Each entry must be given again exactly; images do not belong in the copy.

* Supplied material:

==============================

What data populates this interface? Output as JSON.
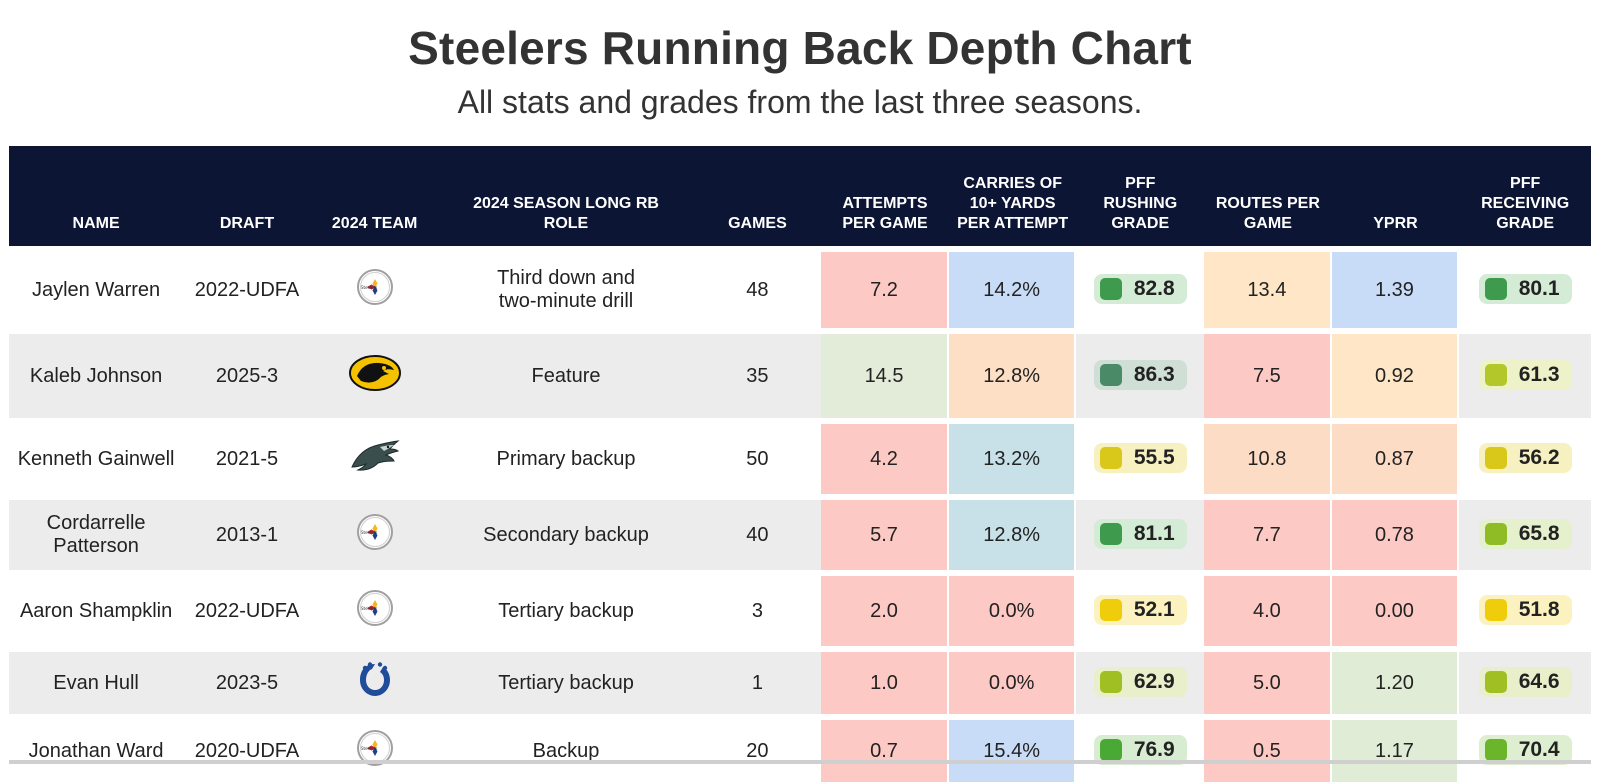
{
  "title": "Steelers Running Back Depth Chart",
  "subtitle": "All stats and grades from the last three seasons.",
  "colors": {
    "header_bg": "#0d1535",
    "red": "#fdc9c4",
    "salmon": "#fddcc4",
    "peach": "#fee3c9",
    "blue": "#c9dcf7",
    "lightblue": "#c8e0e8",
    "green": "#e1ecd7",
    "lightgreen": "#deefd8"
  },
  "chart_data": {
    "type": "table",
    "columns": [
      "NAME",
      "DRAFT",
      "2024 TEAM",
      "2024 SEASON LONG RB ROLE",
      "GAMES",
      "ATTEMPTS PER GAME",
      "CARRIES OF 10+ YARDS PER ATTEMPT",
      "PFF RUSHING GRADE",
      "ROUTES PER GAME",
      "YPRR",
      "PFF RECEIVING GRADE"
    ],
    "rows": [
      {
        "name": "Jaylen Warren",
        "draft": "2022-UDFA",
        "team_icon": "steelers-logo-icon",
        "role": "Third down and two-minute drill",
        "games": "48",
        "att_pg": "7.2",
        "carries10": "14.2%",
        "rush_grade": "82.8",
        "routes_pg": "13.4",
        "yprr": "1.39",
        "recv_grade": "80.1"
      },
      {
        "name": "Kaleb Johnson",
        "draft": "2025-3",
        "team_icon": "iowa-hawkeyes-logo-icon",
        "role": "Feature",
        "games": "35",
        "att_pg": "14.5",
        "carries10": "12.8%",
        "rush_grade": "86.3",
        "routes_pg": "7.5",
        "yprr": "0.92",
        "recv_grade": "61.3"
      },
      {
        "name": "Kenneth Gainwell",
        "draft": "2021-5",
        "team_icon": "eagles-logo-icon",
        "role": "Primary backup",
        "games": "50",
        "att_pg": "4.2",
        "carries10": "13.2%",
        "rush_grade": "55.5",
        "routes_pg": "10.8",
        "yprr": "0.87",
        "recv_grade": "56.2"
      },
      {
        "name": "Cordarrelle Patterson",
        "draft": "2013-1",
        "team_icon": "steelers-logo-icon",
        "role": "Secondary backup",
        "games": "40",
        "att_pg": "5.7",
        "carries10": "12.8%",
        "rush_grade": "81.1",
        "routes_pg": "7.7",
        "yprr": "0.78",
        "recv_grade": "65.8"
      },
      {
        "name": "Aaron Shampklin",
        "draft": "2022-UDFA",
        "team_icon": "steelers-logo-icon",
        "role": "Tertiary backup",
        "games": "3",
        "att_pg": "2.0",
        "carries10": "0.0%",
        "rush_grade": "52.1",
        "routes_pg": "4.0",
        "yprr": "0.00",
        "recv_grade": "51.8"
      },
      {
        "name": "Evan Hull",
        "draft": "2023-5",
        "team_icon": "colts-logo-icon",
        "role": "Tertiary backup",
        "games": "1",
        "att_pg": "1.0",
        "carries10": "0.0%",
        "rush_grade": "62.9",
        "routes_pg": "5.0",
        "yprr": "1.20",
        "recv_grade": "64.6"
      },
      {
        "name": "Jonathan Ward",
        "draft": "2020-UDFA",
        "team_icon": "steelers-logo-icon",
        "role": "Backup",
        "games": "20",
        "att_pg": "0.7",
        "carries10": "15.4%",
        "rush_grade": "76.9",
        "routes_pg": "0.5",
        "yprr": "1.17",
        "recv_grade": "70.4"
      }
    ]
  },
  "cell_colors": [
    {
      "att_pg": "#fdc9c4",
      "carries10": "#c9dcf7",
      "routes_pg": "#fee6c6",
      "yprr": "#c9dcf7",
      "rush_sw": "#3e9a4c",
      "rush_bg": "#d4ebd5",
      "recv_sw": "#3e9a4c",
      "recv_bg": "#d4ebd5"
    },
    {
      "att_pg": "#e3ecd8",
      "carries10": "#fddfc6",
      "routes_pg": "#fdc9c4",
      "yprr": "#fee6c6",
      "rush_sw": "#4a8a66",
      "rush_bg": "#cfdfd6",
      "recv_sw": "#b3c62a",
      "recv_bg": "#eef2c9"
    },
    {
      "att_pg": "#fdc9c4",
      "carries10": "#c8e0e8",
      "routes_pg": "#fddcc6",
      "yprr": "#fddcc6",
      "rush_sw": "#d9c81a",
      "rush_bg": "#f7f1c2",
      "recv_sw": "#d9c81a",
      "recv_bg": "#f7f1c2"
    },
    {
      "att_pg": "#fdc9c4",
      "carries10": "#c8e0e8",
      "routes_pg": "#fdc9c4",
      "yprr": "#fdc9c4",
      "rush_sw": "#3e9a4c",
      "rush_bg": "#d4ebd5",
      "recv_sw": "#8fbc24",
      "recv_bg": "#e5f0cd"
    },
    {
      "att_pg": "#fdc9c4",
      "carries10": "#fdc9c4",
      "routes_pg": "#fdc9c4",
      "yprr": "#fdc9c4",
      "rush_sw": "#f0cd0a",
      "rush_bg": "#fbf2c0",
      "recv_sw": "#f0cd0a",
      "recv_bg": "#fbf2c0"
    },
    {
      "att_pg": "#fdc9c4",
      "carries10": "#fdc9c4",
      "routes_pg": "#fdc9c4",
      "yprr": "#e1ecd7",
      "rush_sw": "#9fbf22",
      "rush_bg": "#e8efca",
      "recv_sw": "#9fbf22",
      "recv_bg": "#e8efca"
    },
    {
      "att_pg": "#fdc9c4",
      "carries10": "#c9dcf7",
      "routes_pg": "#fdc9c4",
      "yprr": "#e1ecd7",
      "rush_sw": "#4aa834",
      "rush_bg": "#d7ecd0",
      "recv_sw": "#6bb52a",
      "recv_bg": "#ddefd0"
    }
  ]
}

==============================

* Exercise output:
What data populates this interface? Output as JSON.
{
  "title": "Steelers Running Back Depth Chart",
  "subtitle": "All stats and grades from the last three seasons.",
  "colors": {
    "header_bg": "#0d1535",
    "red": "#fdc9c4",
    "salmon": "#fddcc4",
    "peach": "#fee3c9",
    "blue": "#c9dcf7",
    "lightblue": "#c8e0e8",
    "green": "#e1ecd7",
    "lightgreen": "#deefd8"
  },
  "chart_data": {
    "type": "table",
    "columns": [
      "NAME",
      "DRAFT",
      "2024 TEAM",
      "2024 SEASON LONG RB ROLE",
      "GAMES",
      "ATTEMPTS PER GAME",
      "CARRIES OF 10+ YARDS PER ATTEMPT",
      "PFF RUSHING GRADE",
      "ROUTES PER GAME",
      "YPRR",
      "PFF RECEIVING GRADE"
    ],
    "rows": [
      {
        "name": "Jaylen Warren",
        "draft": "2022-UDFA",
        "team_icon": "steelers-logo-icon",
        "role": "Third down and two-minute drill",
        "games": "48",
        "att_pg": "7.2",
        "carries10": "14.2%",
        "rush_grade": "82.8",
        "routes_pg": "13.4",
        "yprr": "1.39",
        "recv_grade": "80.1"
      },
      {
        "name": "Kaleb Johnson",
        "draft": "2025-3",
        "team_icon": "iowa-hawkeyes-logo-icon",
        "role": "Feature",
        "games": "35",
        "att_pg": "14.5",
        "carries10": "12.8%",
        "rush_grade": "86.3",
        "routes_pg": "7.5",
        "yprr": "0.92",
        "recv_grade": "61.3"
      },
      {
        "name": "Kenneth Gainwell",
        "draft": "2021-5",
        "team_icon": "eagles-logo-icon",
        "role": "Primary backup",
        "games": "50",
        "att_pg": "4.2",
        "carries10": "13.2%",
        "rush_grade": "55.5",
        "routes_pg": "10.8",
        "yprr": "0.87",
        "recv_grade": "56.2"
      },
      {
        "name": "Cordarrelle Patterson",
        "draft": "2013-1",
        "team_icon": "steelers-logo-icon",
        "role": "Secondary backup",
        "games": "40",
        "att_pg": "5.7",
        "carries10": "12.8%",
        "rush_grade": "81.1",
        "routes_pg": "7.7",
        "yprr": "0.78",
        "recv_grade": "65.8"
      },
      {
        "name": "Aaron Shampklin",
        "draft": "2022-UDFA",
        "team_icon": "steelers-logo-icon",
        "role": "Tertiary backup",
        "games": "3",
        "att_pg": "2.0",
        "carries10": "0.0%",
        "rush_grade": "52.1",
        "routes_pg": "4.0",
        "yprr": "0.00",
        "recv_grade": "51.8"
      },
      {
        "name": "Evan Hull",
        "draft": "2023-5",
        "team_icon": "colts-logo-icon",
        "role": "Tertiary backup",
        "games": "1",
        "att_pg": "1.0",
        "carries10": "0.0%",
        "rush_grade": "62.9",
        "routes_pg": "5.0",
        "yprr": "1.20",
        "recv_grade": "64.6"
      },
      {
        "name": "Jonathan Ward",
        "draft": "2020-UDFA",
        "team_icon": "steelers-logo-icon",
        "role": "Backup",
        "games": "20",
        "att_pg": "0.7",
        "carries10": "15.4%",
        "rush_grade": "76.9",
        "routes_pg": "0.5",
        "yprr": "1.17",
        "recv_grade": "70.4"
      }
    ]
  },
  "cell_colors": [
    {
      "att_pg": "#fdc9c4",
      "carries10": "#c9dcf7",
      "routes_pg": "#fee6c6",
      "yprr": "#c9dcf7",
      "rush_sw": "#3e9a4c",
      "rush_bg": "#d4ebd5",
      "recv_sw": "#3e9a4c",
      "recv_bg": "#d4ebd5"
    },
    {
      "att_pg": "#e3ecd8",
      "carries10": "#fddfc6",
      "routes_pg": "#fdc9c4",
      "yprr": "#fee6c6",
      "rush_sw": "#4a8a66",
      "rush_bg": "#cfdfd6",
      "recv_sw": "#b3c62a",
      "recv_bg": "#eef2c9"
    },
    {
      "att_pg": "#fdc9c4",
      "carries10": "#c8e0e8",
      "routes_pg": "#fddcc6",
      "yprr": "#fddcc6",
      "rush_sw": "#d9c81a",
      "rush_bg": "#f7f1c2",
      "recv_sw": "#d9c81a",
      "recv_bg": "#f7f1c2"
    },
    {
      "att_pg": "#fdc9c4",
      "carries10": "#c8e0e8",
      "routes_pg": "#fdc9c4",
      "yprr": "#fdc9c4",
      "rush_sw": "#3e9a4c",
      "rush_bg": "#d4ebd5",
      "recv_sw": "#8fbc24",
      "recv_bg": "#e5f0cd"
    },
    {
      "att_pg": "#fdc9c4",
      "carries10": "#fdc9c4",
      "routes_pg": "#fdc9c4",
      "yprr": "#fdc9c4",
      "rush_sw": "#f0cd0a",
      "rush_bg": "#fbf2c0",
      "recv_sw": "#f0cd0a",
      "recv_bg": "#fbf2c0"
    },
    {
      "att_pg": "#fdc9c4",
      "carries10": "#fdc9c4",
      "routes_pg": "#fdc9c4",
      "yprr": "#e1ecd7",
      "rush_sw": "#9fbf22",
      "rush_bg": "#e8efca",
      "recv_sw": "#9fbf22",
      "recv_bg": "#e8efca"
    },
    {
      "att_pg": "#fdc9c4",
      "carries10": "#c9dcf7",
      "routes_pg": "#fdc9c4",
      "yprr": "#e1ecd7",
      "rush_sw": "#4aa834",
      "rush_bg": "#d7ecd0",
      "recv_sw": "#6bb52a",
      "recv_bg": "#ddefd0"
    }
  ]
}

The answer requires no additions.